To be done
Copy each line of the entries that contains the word "előadások".

======== Dataset ========

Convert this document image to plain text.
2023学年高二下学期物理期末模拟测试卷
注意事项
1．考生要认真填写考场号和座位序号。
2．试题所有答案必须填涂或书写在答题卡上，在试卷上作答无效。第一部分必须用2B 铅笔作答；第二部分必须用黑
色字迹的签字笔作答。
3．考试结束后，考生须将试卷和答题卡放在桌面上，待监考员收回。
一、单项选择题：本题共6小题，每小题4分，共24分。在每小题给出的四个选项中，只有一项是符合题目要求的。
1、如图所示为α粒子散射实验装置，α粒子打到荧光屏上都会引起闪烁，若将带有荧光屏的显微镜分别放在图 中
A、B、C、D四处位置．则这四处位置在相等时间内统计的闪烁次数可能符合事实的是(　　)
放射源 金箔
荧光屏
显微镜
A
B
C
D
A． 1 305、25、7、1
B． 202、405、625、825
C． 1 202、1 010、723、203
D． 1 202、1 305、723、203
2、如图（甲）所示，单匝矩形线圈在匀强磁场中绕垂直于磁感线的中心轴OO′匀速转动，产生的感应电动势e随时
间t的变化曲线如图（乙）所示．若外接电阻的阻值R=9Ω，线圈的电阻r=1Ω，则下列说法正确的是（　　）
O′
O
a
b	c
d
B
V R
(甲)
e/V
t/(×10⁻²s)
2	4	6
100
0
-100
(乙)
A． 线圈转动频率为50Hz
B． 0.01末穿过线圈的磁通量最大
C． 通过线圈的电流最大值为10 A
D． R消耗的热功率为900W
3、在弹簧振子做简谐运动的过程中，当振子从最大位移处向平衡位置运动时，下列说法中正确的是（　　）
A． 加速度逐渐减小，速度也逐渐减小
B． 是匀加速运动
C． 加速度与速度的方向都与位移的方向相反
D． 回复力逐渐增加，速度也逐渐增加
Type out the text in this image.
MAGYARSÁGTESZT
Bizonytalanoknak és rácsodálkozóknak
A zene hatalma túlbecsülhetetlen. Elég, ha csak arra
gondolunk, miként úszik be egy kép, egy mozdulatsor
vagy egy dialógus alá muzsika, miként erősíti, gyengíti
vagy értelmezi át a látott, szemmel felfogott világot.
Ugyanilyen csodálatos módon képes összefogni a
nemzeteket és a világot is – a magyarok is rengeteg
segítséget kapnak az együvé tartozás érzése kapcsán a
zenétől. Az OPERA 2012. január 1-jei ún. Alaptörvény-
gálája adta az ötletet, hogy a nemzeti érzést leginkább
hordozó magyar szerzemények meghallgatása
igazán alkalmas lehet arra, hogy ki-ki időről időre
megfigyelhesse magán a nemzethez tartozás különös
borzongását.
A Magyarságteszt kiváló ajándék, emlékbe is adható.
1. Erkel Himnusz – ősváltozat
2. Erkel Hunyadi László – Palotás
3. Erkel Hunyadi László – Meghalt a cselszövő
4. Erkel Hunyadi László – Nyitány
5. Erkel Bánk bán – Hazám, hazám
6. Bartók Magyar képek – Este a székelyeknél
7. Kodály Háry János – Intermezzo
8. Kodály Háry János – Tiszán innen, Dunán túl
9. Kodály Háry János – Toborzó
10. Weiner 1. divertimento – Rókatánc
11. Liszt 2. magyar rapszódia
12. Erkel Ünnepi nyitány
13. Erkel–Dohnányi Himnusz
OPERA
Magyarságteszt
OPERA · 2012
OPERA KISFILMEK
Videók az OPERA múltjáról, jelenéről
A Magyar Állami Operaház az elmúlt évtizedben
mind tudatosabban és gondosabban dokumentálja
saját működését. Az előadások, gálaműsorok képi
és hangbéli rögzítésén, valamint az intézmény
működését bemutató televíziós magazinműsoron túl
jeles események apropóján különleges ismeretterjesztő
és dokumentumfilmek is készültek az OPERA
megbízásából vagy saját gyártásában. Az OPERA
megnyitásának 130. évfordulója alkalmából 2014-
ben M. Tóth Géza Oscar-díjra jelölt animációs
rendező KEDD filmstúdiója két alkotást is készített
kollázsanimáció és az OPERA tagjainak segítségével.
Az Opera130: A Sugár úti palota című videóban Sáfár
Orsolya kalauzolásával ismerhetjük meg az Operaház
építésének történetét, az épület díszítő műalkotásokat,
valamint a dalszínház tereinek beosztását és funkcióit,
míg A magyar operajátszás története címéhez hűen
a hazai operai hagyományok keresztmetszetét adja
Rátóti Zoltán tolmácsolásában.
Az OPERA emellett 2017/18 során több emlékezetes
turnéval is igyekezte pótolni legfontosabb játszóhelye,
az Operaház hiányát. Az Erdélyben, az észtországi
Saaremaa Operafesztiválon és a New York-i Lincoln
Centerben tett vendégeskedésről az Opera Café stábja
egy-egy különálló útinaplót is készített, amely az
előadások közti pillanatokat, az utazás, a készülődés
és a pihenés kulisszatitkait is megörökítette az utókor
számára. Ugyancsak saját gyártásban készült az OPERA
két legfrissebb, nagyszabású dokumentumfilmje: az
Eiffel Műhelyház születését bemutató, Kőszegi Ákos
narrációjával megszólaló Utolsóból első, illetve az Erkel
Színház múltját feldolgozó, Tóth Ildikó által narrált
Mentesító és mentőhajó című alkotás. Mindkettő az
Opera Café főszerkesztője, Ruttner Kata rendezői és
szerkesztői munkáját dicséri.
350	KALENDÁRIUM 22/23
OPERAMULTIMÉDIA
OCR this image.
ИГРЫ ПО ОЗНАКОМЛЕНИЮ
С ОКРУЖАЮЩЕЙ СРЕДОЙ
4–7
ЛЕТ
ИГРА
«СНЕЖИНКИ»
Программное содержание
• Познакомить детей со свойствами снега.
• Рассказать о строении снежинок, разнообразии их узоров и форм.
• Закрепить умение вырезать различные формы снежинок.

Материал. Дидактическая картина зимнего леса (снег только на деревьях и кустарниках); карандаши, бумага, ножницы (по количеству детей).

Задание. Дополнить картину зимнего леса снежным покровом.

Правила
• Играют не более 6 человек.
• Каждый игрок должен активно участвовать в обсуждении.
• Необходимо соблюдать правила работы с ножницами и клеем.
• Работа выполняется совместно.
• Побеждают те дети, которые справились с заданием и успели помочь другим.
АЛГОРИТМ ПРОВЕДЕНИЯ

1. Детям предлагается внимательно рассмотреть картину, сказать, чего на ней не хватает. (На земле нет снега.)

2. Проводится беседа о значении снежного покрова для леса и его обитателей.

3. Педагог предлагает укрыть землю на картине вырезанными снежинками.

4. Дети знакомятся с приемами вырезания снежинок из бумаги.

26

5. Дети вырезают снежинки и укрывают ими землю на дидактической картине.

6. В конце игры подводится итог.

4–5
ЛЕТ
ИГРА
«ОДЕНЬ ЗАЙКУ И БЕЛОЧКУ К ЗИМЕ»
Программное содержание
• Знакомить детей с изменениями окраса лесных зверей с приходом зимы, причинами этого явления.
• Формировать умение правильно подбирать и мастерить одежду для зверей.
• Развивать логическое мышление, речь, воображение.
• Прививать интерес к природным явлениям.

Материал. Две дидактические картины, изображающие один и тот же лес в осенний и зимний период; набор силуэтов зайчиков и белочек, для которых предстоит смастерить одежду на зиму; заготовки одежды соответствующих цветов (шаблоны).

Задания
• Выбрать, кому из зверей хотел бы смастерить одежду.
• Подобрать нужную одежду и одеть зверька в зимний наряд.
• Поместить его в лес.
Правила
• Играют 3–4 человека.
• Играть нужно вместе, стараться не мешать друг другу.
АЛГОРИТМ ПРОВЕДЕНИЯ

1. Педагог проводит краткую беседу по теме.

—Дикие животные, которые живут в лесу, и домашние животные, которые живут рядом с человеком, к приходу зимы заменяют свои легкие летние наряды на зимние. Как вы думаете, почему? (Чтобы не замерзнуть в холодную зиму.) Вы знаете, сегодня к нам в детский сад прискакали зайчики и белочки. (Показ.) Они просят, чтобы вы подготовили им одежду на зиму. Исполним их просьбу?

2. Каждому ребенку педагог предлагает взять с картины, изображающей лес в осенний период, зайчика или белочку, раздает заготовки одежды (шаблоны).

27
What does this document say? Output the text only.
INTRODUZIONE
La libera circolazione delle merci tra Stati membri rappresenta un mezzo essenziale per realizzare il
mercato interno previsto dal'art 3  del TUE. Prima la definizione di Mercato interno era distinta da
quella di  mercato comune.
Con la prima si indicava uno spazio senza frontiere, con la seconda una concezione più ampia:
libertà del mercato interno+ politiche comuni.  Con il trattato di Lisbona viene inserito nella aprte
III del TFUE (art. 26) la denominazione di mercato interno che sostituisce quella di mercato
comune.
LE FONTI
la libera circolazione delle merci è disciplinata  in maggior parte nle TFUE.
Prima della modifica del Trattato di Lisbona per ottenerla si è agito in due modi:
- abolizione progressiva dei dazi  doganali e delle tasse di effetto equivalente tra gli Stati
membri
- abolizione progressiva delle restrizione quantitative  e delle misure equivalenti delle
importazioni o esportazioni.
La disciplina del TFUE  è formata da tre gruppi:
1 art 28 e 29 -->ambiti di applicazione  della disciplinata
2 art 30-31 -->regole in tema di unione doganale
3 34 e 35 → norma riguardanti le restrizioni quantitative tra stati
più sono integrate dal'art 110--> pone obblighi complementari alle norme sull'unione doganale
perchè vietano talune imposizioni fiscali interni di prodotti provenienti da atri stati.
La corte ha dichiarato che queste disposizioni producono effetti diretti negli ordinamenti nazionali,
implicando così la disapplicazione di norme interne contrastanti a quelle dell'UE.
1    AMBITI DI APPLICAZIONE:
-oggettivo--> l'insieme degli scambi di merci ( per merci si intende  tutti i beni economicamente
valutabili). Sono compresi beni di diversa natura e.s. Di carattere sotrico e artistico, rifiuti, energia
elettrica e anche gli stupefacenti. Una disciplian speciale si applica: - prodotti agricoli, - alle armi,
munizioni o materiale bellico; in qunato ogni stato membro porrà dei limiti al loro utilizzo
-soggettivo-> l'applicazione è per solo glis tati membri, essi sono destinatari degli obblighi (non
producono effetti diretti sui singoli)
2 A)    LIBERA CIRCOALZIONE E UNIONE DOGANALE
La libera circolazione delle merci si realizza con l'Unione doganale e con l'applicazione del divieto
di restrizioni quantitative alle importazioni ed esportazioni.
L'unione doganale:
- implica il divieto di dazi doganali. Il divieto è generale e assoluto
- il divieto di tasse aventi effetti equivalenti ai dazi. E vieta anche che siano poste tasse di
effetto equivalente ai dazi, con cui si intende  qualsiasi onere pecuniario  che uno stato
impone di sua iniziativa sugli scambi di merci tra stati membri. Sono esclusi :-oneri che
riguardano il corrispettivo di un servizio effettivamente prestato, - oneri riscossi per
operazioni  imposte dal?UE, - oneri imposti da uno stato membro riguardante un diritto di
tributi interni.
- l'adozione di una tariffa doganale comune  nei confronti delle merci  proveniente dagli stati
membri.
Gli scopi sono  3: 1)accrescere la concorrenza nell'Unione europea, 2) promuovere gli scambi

========

Complete answer
saját működését. Az előadások, gálaműsorok képi
előadások közti pillanatokat, az utazás, a készülődés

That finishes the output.